---- Record excerpts
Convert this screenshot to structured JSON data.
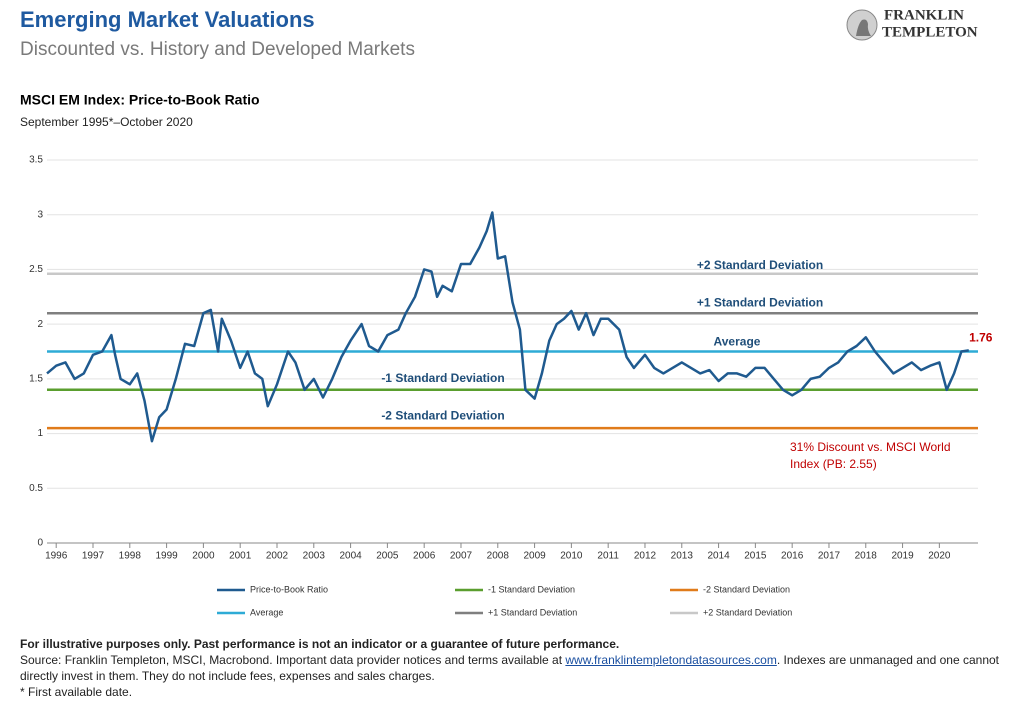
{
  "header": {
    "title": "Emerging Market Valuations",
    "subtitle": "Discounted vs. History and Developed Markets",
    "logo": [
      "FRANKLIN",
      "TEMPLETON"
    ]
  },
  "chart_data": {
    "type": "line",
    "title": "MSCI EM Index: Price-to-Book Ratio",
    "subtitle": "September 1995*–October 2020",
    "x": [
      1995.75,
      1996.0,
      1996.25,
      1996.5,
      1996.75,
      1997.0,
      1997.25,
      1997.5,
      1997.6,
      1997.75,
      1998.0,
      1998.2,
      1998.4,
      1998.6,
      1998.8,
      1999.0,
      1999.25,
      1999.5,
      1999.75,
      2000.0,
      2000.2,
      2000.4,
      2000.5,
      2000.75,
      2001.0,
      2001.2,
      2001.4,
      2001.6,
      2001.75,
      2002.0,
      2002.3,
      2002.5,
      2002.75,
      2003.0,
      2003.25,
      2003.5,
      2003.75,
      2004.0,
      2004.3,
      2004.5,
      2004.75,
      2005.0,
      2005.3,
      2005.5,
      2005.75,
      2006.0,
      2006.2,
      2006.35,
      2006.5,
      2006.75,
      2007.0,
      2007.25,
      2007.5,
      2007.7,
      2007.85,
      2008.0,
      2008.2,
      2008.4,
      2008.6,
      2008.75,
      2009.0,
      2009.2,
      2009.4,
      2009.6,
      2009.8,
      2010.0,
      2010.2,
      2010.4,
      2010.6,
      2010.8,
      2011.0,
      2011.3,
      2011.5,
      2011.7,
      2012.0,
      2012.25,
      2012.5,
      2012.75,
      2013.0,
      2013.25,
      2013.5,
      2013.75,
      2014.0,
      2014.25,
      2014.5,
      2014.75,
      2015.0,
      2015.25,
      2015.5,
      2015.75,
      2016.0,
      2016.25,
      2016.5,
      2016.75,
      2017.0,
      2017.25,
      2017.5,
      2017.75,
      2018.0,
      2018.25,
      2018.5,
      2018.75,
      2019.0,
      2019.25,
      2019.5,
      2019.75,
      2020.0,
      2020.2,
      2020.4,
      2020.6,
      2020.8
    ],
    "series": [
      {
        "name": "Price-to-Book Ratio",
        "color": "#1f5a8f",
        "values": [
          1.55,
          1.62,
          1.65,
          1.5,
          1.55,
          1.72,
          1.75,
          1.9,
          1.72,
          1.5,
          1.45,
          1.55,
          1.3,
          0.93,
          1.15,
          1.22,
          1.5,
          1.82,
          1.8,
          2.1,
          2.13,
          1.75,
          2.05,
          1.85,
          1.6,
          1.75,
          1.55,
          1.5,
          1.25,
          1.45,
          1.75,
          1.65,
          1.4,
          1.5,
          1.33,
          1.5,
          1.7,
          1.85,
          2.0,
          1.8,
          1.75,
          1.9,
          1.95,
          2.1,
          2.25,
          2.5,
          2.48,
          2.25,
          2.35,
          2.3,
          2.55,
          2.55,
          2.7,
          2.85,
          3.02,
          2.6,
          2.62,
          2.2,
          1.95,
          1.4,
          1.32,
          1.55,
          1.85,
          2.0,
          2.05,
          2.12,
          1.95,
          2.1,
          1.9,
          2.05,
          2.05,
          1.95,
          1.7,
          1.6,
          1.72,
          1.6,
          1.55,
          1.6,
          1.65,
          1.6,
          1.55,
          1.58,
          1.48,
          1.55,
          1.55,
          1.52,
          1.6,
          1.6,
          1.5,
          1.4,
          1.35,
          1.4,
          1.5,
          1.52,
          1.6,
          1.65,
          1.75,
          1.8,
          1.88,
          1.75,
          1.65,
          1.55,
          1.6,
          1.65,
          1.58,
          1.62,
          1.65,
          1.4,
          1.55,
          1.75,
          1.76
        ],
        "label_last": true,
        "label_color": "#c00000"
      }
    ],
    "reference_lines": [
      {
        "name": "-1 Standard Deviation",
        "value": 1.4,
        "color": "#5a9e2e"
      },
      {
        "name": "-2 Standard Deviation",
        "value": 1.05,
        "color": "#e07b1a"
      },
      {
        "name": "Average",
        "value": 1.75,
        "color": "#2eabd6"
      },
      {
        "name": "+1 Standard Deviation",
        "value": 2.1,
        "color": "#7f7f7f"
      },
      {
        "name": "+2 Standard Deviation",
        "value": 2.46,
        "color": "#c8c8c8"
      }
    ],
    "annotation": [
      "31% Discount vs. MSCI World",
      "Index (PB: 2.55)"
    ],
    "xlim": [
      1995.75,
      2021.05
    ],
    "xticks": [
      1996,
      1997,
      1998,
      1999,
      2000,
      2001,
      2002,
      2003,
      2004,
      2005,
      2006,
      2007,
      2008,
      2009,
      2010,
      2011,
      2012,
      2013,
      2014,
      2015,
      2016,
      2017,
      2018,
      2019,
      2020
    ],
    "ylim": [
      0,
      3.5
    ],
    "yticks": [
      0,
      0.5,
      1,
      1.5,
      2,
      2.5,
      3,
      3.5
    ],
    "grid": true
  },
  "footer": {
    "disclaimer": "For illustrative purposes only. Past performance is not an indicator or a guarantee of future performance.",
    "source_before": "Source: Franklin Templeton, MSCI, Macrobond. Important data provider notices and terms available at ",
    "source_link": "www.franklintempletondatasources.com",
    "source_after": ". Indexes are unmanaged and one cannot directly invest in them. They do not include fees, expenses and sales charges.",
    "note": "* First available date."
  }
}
--------
- _What to produce_: Go through the listing above and return every line where the word "subtitle" occurs.

- _The response_:
    "subtitle": "Discounted vs. History and Developed Markets",
    "subtitle": "September 1995*–October 2020",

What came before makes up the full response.